— START DATASET EXCERPTS —
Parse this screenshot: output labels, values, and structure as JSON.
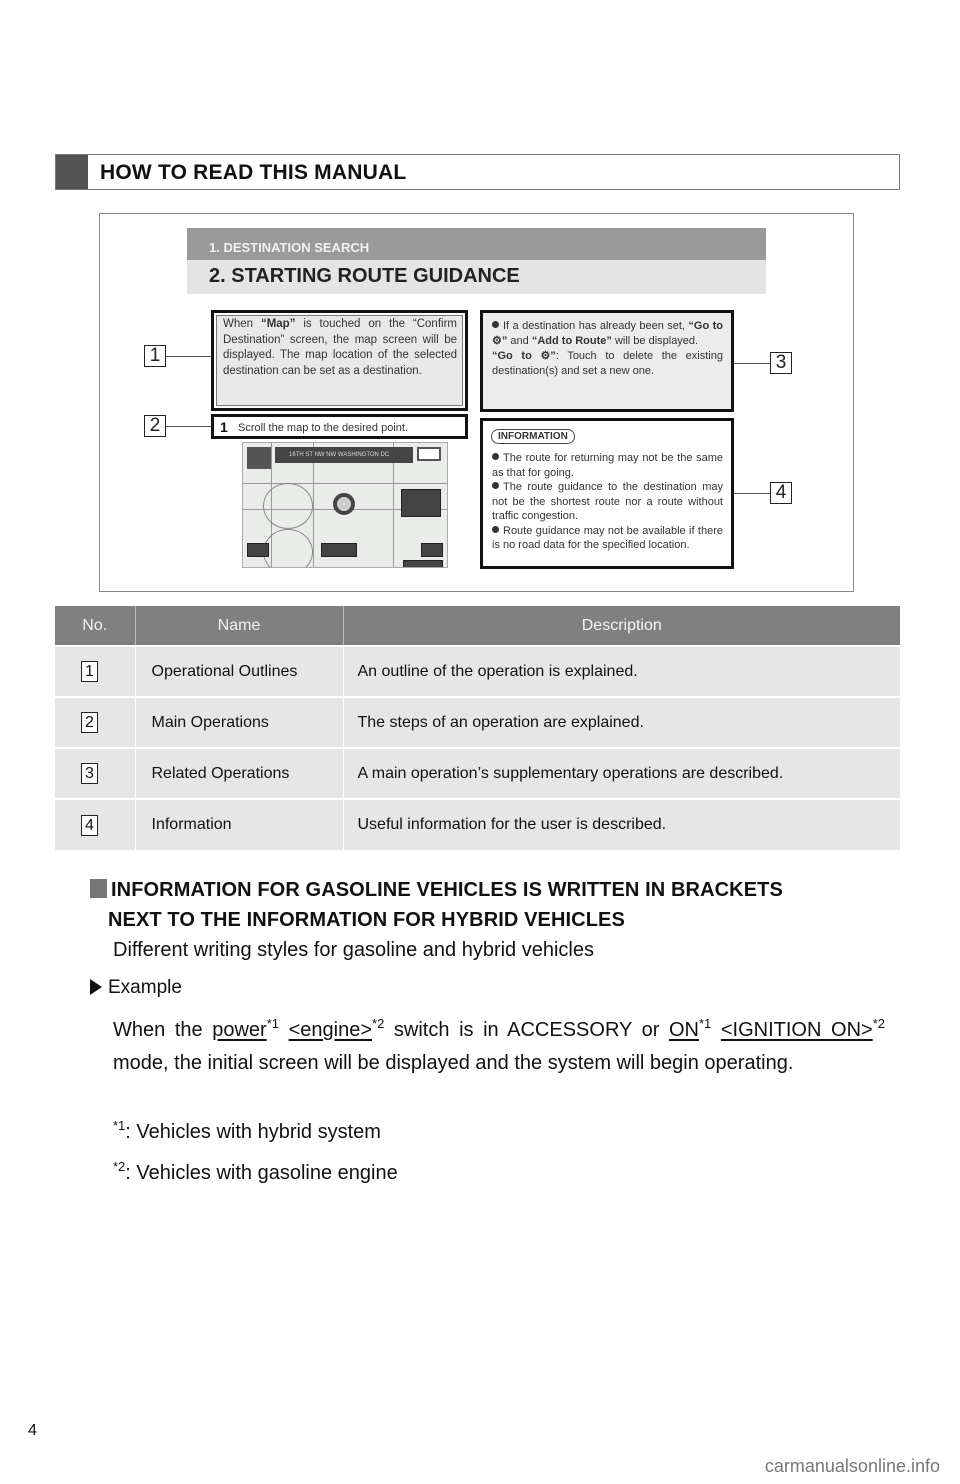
{
  "section_title": "HOW TO READ THIS MANUAL",
  "illustration": {
    "band_chapter": "1. DESTINATION SEARCH",
    "band_section": "2. STARTING ROUTE GUIDANCE",
    "outline_text_pre": "When ",
    "outline_bold": "“Map”",
    "outline_text_post": " is touched on the “Confirm Destination” screen, the map screen will be displayed. The map location of the selected destination can be set as a destination.",
    "step_number": "1",
    "step_text": "Scroll the map to the desired point.",
    "related_line1_pre": "If a destination has already been set, ",
    "related_bold1": "“Go to ⚙”",
    "related_mid": " and ",
    "related_bold2": "“Add to Route”",
    "related_line1_post": " will be displayed.",
    "related_line2_bold": "“Go to ⚙”",
    "related_line2_text": ": Touch to delete the existing destination(s) and set a new one.",
    "info_label": "INFORMATION",
    "info_items": [
      "The route for returning may not be the same as that for going.",
      "The route guidance to the destination may not be the shortest route nor a route without traffic congestion.",
      "Route guidance may not be available if there is no road data for the specified location."
    ],
    "map_bar_text": "16TH ST NW NW WASHINGTON DC",
    "callouts": [
      "1",
      "2",
      "3",
      "4"
    ]
  },
  "table": {
    "headers": [
      "No.",
      "Name",
      "Description"
    ],
    "rows": [
      {
        "no": "1",
        "name": "Operational Outlines",
        "desc": "An outline of the operation is explained."
      },
      {
        "no": "2",
        "name": "Main Operations",
        "desc": "The steps of an operation are explained."
      },
      {
        "no": "3",
        "name": "Related Operations",
        "desc": "A main operation’s supplementary operations are described."
      },
      {
        "no": "4",
        "name": "Information",
        "desc": "Useful information for the user is described."
      }
    ]
  },
  "subsection": {
    "heading_line1": "INFORMATION FOR GASOLINE VEHICLES IS WRITTEN IN BRACKETS",
    "heading_line2": "NEXT TO THE INFORMATION FOR HYBRID VEHICLES",
    "intro": "Different writing styles for gasoline and hybrid vehicles",
    "example_label": "Example",
    "para": {
      "t1": "When the ",
      "u1": "power",
      "s1": "*1",
      "u2": "<engine>",
      "s2": "*2",
      "t2": " switch is in ACCESSORY or ",
      "u3": "ON",
      "s3": "*1",
      "u4": "<IGNITION ON>",
      "s4": "*2",
      "t3": " mode, the initial screen will be displayed and the system will begin operating."
    },
    "note1_sup": "*1",
    "note1_text": ": Vehicles with hybrid system",
    "note2_sup": "*2",
    "note2_text": ": Vehicles with gasoline engine"
  },
  "footer": {
    "page_number": "4",
    "watermark": "carmanualsonline.info"
  }
}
— END DATASET EXCERPTS —
## YOUR TASK
Copy out every line of the material above exactly, skipping the pictures.

## WRITTEN SOLUTION
Parse this screenshot: output labels, values, and structure as JSON.
{
  "section_title": "HOW TO READ THIS MANUAL",
  "illustration": {
    "band_chapter": "1. DESTINATION SEARCH",
    "band_section": "2. STARTING ROUTE GUIDANCE",
    "outline_text_pre": "When ",
    "outline_bold": "“Map”",
    "outline_text_post": " is touched on the “Confirm Destination” screen, the map screen will be displayed. The map location of the selected destination can be set as a destination.",
    "step_number": "1",
    "step_text": "Scroll the map to the desired point.",
    "related_line1_pre": "If a destination has already been set, ",
    "related_bold1": "“Go to ⚙”",
    "related_mid": " and ",
    "related_bold2": "“Add to Route”",
    "related_line1_post": " will be displayed.",
    "related_line2_bold": "“Go to ⚙”",
    "related_line2_text": ": Touch to delete the existing destination(s) and set a new one.",
    "info_label": "INFORMATION",
    "info_items": [
      "The route for returning may not be the same as that for going.",
      "The route guidance to the destination may not be the shortest route nor a route without traffic congestion.",
      "Route guidance may not be available if there is no road data for the specified location."
    ],
    "map_bar_text": "16TH ST NW NW WASHINGTON DC",
    "callouts": [
      "1",
      "2",
      "3",
      "4"
    ]
  },
  "table": {
    "headers": [
      "No.",
      "Name",
      "Description"
    ],
    "rows": [
      {
        "no": "1",
        "name": "Operational Outlines",
        "desc": "An outline of the operation is explained."
      },
      {
        "no": "2",
        "name": "Main Operations",
        "desc": "The steps of an operation are explained."
      },
      {
        "no": "3",
        "name": "Related Operations",
        "desc": "A main operation’s supplementary operations are described."
      },
      {
        "no": "4",
        "name": "Information",
        "desc": "Useful information for the user is described."
      }
    ]
  },
  "subsection": {
    "heading_line1": "INFORMATION FOR GASOLINE VEHICLES IS WRITTEN IN BRACKETS",
    "heading_line2": "NEXT TO THE INFORMATION FOR HYBRID VEHICLES",
    "intro": "Different writing styles for gasoline and hybrid vehicles",
    "example_label": "Example",
    "para": {
      "t1": "When the ",
      "u1": "power",
      "s1": "*1",
      "u2": "<engine>",
      "s2": "*2",
      "t2": " switch is in ACCESSORY or ",
      "u3": "ON",
      "s3": "*1",
      "u4": "<IGNITION ON>",
      "s4": "*2",
      "t3": " mode, the initial screen will be displayed and the system will begin operating."
    },
    "note1_sup": "*1",
    "note1_text": ": Vehicles with hybrid system",
    "note2_sup": "*2",
    "note2_text": ": Vehicles with gasoline engine"
  },
  "footer": {
    "page_number": "4",
    "watermark": "carmanualsonline.info"
  }
}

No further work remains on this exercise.